## Work to complete
Locate every line below that contains the word "following" and copy it.

## Exercise input
⟨
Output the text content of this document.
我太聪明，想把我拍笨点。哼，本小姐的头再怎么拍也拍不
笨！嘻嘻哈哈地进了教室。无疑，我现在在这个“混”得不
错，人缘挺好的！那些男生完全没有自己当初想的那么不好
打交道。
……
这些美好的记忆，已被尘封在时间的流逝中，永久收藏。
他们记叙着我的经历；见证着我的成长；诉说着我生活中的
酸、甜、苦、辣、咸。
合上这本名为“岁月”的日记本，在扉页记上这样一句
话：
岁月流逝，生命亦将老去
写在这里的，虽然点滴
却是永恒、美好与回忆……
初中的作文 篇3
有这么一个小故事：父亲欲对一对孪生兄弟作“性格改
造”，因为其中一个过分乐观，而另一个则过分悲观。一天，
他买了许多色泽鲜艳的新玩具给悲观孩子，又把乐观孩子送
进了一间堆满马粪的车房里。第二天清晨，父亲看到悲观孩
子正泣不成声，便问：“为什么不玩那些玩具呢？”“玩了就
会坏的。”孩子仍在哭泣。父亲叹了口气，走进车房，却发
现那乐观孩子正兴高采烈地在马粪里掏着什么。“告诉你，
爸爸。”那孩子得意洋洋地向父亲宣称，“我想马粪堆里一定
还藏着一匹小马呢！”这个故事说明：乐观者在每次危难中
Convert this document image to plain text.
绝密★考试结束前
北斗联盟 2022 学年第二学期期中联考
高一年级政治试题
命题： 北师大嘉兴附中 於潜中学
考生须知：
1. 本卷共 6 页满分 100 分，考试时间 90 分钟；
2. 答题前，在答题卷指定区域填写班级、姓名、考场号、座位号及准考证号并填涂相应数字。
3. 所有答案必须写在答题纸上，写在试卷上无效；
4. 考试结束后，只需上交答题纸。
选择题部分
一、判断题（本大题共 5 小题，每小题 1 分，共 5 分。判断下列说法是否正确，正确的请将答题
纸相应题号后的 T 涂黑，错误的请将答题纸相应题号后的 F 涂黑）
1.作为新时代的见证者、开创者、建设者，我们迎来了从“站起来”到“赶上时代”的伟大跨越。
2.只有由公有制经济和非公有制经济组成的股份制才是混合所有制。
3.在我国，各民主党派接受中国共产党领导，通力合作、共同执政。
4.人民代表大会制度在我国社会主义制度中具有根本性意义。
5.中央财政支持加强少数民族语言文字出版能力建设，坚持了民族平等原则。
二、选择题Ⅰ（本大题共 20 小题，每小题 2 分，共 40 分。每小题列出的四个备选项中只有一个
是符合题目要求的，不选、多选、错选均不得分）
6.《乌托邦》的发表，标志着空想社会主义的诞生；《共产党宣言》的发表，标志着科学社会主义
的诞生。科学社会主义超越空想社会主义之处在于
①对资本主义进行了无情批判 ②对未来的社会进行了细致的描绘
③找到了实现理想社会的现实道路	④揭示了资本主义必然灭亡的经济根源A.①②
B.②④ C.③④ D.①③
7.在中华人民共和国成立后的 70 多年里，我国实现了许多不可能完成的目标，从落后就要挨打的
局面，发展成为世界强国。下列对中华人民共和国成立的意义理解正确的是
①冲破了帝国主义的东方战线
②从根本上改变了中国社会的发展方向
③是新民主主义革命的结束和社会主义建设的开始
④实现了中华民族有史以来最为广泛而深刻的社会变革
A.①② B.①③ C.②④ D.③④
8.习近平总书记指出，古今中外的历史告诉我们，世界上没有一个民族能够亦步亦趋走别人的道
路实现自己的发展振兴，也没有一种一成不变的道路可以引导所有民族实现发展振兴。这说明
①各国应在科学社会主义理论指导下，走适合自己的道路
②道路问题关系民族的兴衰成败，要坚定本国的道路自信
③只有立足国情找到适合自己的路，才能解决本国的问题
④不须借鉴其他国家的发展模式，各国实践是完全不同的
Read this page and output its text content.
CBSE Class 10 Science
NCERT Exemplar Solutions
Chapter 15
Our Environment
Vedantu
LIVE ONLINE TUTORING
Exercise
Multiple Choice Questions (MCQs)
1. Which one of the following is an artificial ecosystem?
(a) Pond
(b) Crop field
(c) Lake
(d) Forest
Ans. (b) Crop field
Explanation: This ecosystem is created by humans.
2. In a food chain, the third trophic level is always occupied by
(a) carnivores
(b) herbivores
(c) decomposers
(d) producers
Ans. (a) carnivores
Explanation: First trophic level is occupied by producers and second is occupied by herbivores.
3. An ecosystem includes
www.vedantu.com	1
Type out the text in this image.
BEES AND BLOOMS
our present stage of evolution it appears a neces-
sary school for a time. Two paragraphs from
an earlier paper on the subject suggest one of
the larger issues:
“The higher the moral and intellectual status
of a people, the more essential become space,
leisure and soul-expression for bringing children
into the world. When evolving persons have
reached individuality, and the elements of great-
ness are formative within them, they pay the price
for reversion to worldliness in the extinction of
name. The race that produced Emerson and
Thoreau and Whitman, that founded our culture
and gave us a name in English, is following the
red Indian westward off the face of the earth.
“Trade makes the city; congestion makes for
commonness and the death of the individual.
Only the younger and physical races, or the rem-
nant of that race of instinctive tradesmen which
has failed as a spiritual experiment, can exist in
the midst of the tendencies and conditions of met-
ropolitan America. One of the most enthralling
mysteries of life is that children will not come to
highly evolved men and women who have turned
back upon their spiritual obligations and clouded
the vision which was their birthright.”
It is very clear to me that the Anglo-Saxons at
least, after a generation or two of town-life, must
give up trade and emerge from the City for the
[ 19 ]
⟩
## Answer to the problem
1. Which one of the following is an artificial ecosystem?
and gave us a name in English, is following the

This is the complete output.